→ **YOUR INSTRUCTIONS**
Restate the data exactly as given and keep the pictures out.

→ **EXTRACTED RECORDS**
# # # # #

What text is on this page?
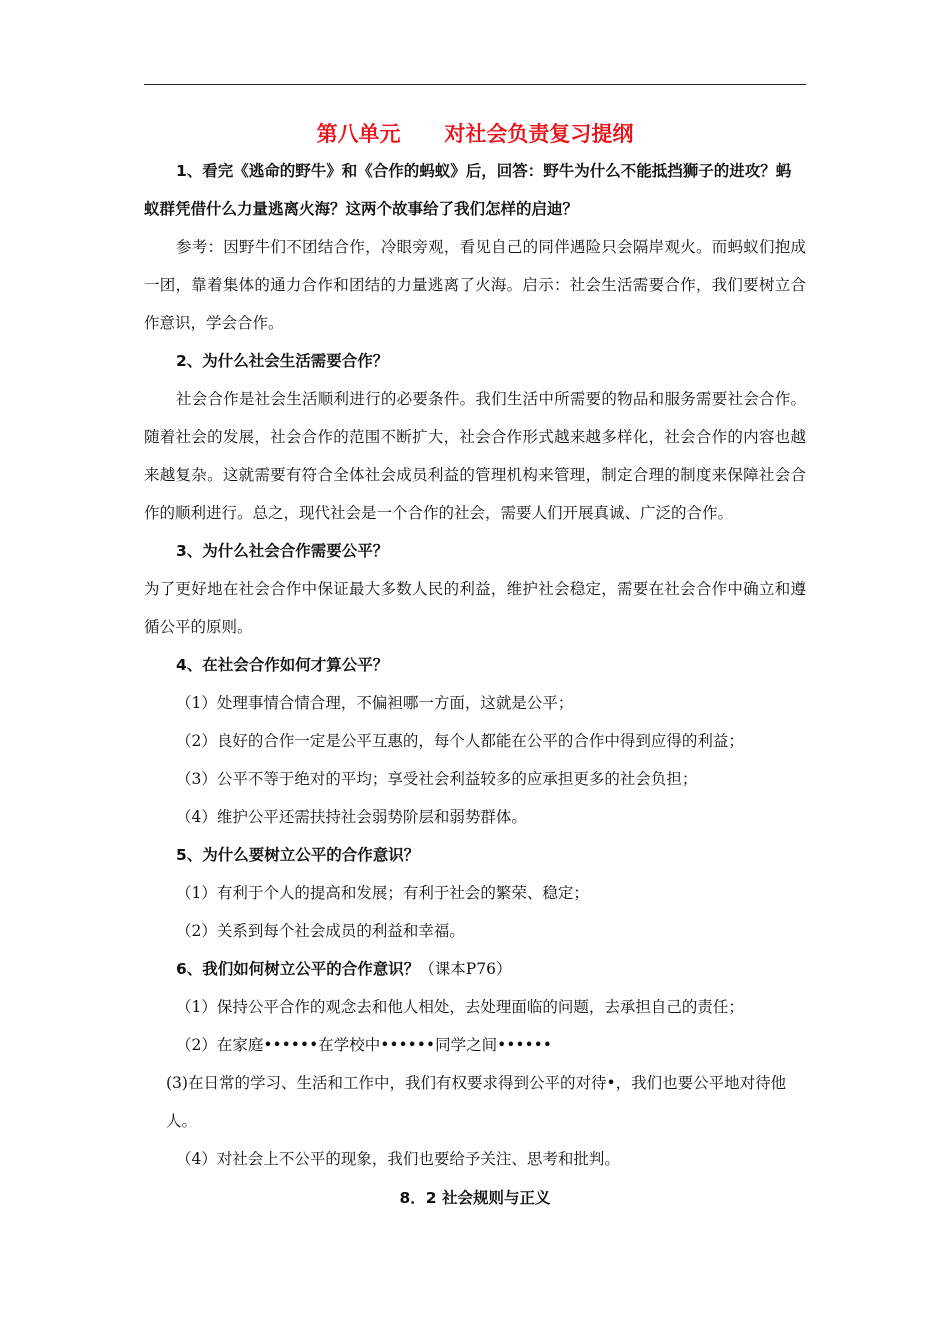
第八单元      对社会负责复习提纲

1、看完《逃命的野牛》和《合作的蚂蚁》后，回答：野牛为什么不能抵挡狮子的进攻？蚂蚁群凭借什么力量逃离火海？这两个故事给了我们怎样的启迪？

参考：因野牛们不团结合作，冷眼旁观，看见自己的同伴遇险只会隔岸观火。而蚂蚁们抱成一团，靠着集体的通力合作和团结的力量逃离了火海。启示：社会生活需要合作，我们要树立合作意识，学会合作。

2、为什么社会生活需要合作？

社会合作是社会生活顺利进行的必要条件。我们生活中所需要的物品和服务需要社会合作。随着社会的发展，社会合作的范围不断扩大，社会合作形式越来越多样化，社会合作的内容也越来越复杂。这就需要有符合全体社会成员利益的管理机构来管理，制定合理的制度来保障社会合作的顺利进行。总之，现代社会是一个合作的社会，需要人们开展真诚、广泛的合作。

3、为什么社会合作需要公平？

为了更好地在社会合作中保证最大多数人民的利益，维护社会稳定，需要在社会合作中确立和遵循公平的原则。

4、在社会合作如何才算公平？

（1）处理事情合情合理，不偏袒哪一方面，这就是公平；

（2）良好的合作一定是公平互惠的，每个人都能在公平的合作中得到应得的利益；

（3）公平不等于绝对的平均；享受社会利益较多的应承担更多的社会负担；

（4）维护公平还需扶持社会弱势阶层和弱势群体。

5、为什么要树立公平的合作意识？

（1）有利于个人的提高和发展；有利于社会的繁荣、稳定；

（2）关系到每个社会成员的利益和幸福。

6、我们如何树立公平的合作意识？（课本P76）

（1）保持公平合作的观念去和他人相处，去处理面临的问题，去承担自己的责任；

（2）在家庭••••••在学校中••••••同学之间••••••

(3)在日常的学习、生活和工作中，我们有权要求得到公平的对待•，我们也要公平地对待他人。

（4）对社会上不公平的现象，我们也要给予关注、思考和批判。

8．2 社会规则与正义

# # # # #

→ **RESULT OF THE TASK**
What text is on this page?
第八单元      对社会负责复习提纲

1、看完《逃命的野牛》和《合作的蚂蚁》后，回答：野牛为什么不能抵挡狮子的进攻？蚂蚁群凭借什么力量逃离火海？这两个故事给了我们怎样的启迪？

参考：因野牛们不团结合作，冷眼旁观，看见自己的同伴遇险只会隔岸观火。而蚂蚁们抱成一团，靠着集体的通力合作和团结的力量逃离了火海。启示：社会生活需要合作，我们要树立合作意识，学会合作。

2、为什么社会生活需要合作？

社会合作是社会生活顺利进行的必要条件。我们生活中所需要的物品和服务需要社会合作。随着社会的发展，社会合作的范围不断扩大，社会合作形式越来越多样化，社会合作的内容也越来越复杂。这就需要有符合全体社会成员利益的管理机构来管理，制定合理的制度来保障社会合作的顺利进行。总之，现代社会是一个合作的社会，需要人们开展真诚、广泛的合作。

3、为什么社会合作需要公平？

为了更好地在社会合作中保证最大多数人民的利益，维护社会稳定，需要在社会合作中确立和遵循公平的原则。

4、在社会合作如何才算公平？

（1）处理事情合情合理，不偏袒哪一方面，这就是公平；

（2）良好的合作一定是公平互惠的，每个人都能在公平的合作中得到应得的利益；

（3）公平不等于绝对的平均；享受社会利益较多的应承担更多的社会负担；

（4）维护公平还需扶持社会弱势阶层和弱势群体。

5、为什么要树立公平的合作意识？

（1）有利于个人的提高和发展；有利于社会的繁荣、稳定；

（2）关系到每个社会成员的利益和幸福。

6、我们如何树立公平的合作意识？（课本P76）

（1）保持公平合作的观念去和他人相处，去处理面临的问题，去承担自己的责任；

（2）在家庭••••••在学校中••••••同学之间••••••

(3)在日常的学习、生活和工作中，我们有权要求得到公平的对待•，我们也要公平地对待他人。

（4）对社会上不公平的现象，我们也要给予关注、思考和批判。

8．2 社会规则与正义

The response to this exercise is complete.